##### DATA SUPPLIED

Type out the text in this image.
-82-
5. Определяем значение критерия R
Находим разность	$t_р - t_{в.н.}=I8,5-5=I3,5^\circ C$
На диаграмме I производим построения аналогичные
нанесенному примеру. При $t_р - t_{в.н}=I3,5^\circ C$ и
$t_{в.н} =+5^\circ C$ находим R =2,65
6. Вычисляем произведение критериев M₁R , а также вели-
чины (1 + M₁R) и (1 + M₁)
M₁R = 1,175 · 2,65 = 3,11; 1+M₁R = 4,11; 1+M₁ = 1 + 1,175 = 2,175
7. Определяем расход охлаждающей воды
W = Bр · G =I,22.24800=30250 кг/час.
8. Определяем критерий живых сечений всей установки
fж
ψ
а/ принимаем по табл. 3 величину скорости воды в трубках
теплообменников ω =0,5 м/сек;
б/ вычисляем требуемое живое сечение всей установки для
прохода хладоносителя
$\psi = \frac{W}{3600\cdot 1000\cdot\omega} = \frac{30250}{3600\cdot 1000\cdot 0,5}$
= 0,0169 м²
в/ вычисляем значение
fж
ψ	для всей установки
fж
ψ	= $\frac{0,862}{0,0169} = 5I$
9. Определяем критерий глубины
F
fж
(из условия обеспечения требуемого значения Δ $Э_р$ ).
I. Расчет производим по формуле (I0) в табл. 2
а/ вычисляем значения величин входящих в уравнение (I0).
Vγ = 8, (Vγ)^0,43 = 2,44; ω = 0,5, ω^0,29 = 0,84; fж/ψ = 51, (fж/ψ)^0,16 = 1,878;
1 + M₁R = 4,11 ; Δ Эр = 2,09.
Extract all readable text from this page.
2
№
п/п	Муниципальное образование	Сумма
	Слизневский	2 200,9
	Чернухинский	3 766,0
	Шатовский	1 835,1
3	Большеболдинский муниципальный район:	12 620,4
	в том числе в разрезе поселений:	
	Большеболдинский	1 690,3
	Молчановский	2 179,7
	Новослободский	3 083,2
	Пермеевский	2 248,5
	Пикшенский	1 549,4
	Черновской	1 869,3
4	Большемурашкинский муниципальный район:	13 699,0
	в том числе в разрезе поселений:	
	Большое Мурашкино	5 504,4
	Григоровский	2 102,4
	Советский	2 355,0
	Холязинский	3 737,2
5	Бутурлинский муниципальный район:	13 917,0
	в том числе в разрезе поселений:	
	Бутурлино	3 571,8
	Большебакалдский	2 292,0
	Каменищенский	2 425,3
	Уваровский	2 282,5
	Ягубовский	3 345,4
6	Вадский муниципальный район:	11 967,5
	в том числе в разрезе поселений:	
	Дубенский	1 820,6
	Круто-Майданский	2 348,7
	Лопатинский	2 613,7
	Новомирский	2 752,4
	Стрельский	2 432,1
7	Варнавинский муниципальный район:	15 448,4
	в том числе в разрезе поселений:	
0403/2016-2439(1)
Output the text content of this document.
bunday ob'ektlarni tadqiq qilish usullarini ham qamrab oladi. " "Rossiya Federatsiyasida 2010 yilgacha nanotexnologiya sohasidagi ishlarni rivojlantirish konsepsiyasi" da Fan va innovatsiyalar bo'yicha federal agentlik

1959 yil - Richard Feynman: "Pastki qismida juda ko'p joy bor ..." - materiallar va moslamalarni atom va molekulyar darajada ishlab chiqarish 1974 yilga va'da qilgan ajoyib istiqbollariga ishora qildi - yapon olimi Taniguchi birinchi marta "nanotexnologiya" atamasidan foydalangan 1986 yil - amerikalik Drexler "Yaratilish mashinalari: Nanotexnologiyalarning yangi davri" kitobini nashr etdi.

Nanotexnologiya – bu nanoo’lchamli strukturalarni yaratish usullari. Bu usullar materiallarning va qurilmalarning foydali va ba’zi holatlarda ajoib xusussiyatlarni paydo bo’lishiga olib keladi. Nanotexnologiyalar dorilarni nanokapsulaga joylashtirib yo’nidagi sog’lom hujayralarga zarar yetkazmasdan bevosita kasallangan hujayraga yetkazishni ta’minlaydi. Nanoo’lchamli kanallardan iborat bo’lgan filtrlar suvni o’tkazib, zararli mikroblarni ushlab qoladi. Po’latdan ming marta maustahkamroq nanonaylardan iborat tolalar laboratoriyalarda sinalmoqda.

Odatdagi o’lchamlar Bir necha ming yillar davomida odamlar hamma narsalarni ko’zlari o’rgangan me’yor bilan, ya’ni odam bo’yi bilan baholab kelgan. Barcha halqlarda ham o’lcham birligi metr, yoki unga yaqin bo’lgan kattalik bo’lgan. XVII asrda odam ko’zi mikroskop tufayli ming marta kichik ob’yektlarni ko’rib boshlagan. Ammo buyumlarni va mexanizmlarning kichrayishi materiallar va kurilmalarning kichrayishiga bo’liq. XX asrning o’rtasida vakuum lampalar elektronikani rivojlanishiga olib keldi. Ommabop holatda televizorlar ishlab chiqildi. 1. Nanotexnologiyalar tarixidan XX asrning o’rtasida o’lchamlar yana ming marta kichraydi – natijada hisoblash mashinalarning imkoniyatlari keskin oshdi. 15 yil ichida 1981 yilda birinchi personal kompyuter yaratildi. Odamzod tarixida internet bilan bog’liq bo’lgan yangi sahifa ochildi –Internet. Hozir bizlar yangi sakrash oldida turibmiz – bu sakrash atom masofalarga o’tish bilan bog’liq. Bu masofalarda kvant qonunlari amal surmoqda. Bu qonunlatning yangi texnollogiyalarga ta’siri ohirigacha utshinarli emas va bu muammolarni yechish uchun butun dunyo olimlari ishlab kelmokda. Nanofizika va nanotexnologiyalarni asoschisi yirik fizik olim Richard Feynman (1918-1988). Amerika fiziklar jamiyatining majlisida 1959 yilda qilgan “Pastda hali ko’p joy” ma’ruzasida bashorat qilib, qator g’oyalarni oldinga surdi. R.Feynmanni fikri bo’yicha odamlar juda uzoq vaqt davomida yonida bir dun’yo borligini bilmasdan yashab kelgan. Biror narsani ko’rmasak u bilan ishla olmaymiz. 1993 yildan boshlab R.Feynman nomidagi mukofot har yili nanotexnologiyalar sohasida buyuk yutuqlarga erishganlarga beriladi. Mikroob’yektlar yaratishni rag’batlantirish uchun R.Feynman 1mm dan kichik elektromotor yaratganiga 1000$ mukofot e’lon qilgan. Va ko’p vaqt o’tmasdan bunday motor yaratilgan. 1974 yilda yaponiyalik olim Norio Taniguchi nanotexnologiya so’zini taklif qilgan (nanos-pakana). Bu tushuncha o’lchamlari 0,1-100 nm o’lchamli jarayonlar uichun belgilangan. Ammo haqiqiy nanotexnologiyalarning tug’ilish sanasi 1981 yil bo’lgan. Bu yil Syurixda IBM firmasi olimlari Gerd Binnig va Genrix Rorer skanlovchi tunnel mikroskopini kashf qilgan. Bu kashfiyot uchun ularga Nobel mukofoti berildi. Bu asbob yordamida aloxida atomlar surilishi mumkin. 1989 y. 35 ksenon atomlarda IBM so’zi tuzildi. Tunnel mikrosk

##########

## THE TASK
Identify the lines that contain the string "муниципальный", and copy every one of them.

## THE ANSWER
3	Большеболдинский муниципальный район:	12 620,4
4	Большемурашкинский муниципальный район:	13 699,0
5	Бутурлинский муниципальный район:	13 917,0
6	Вадский муниципальный район:	11 967,5
7	Варнавинский муниципальный район:	15 448,4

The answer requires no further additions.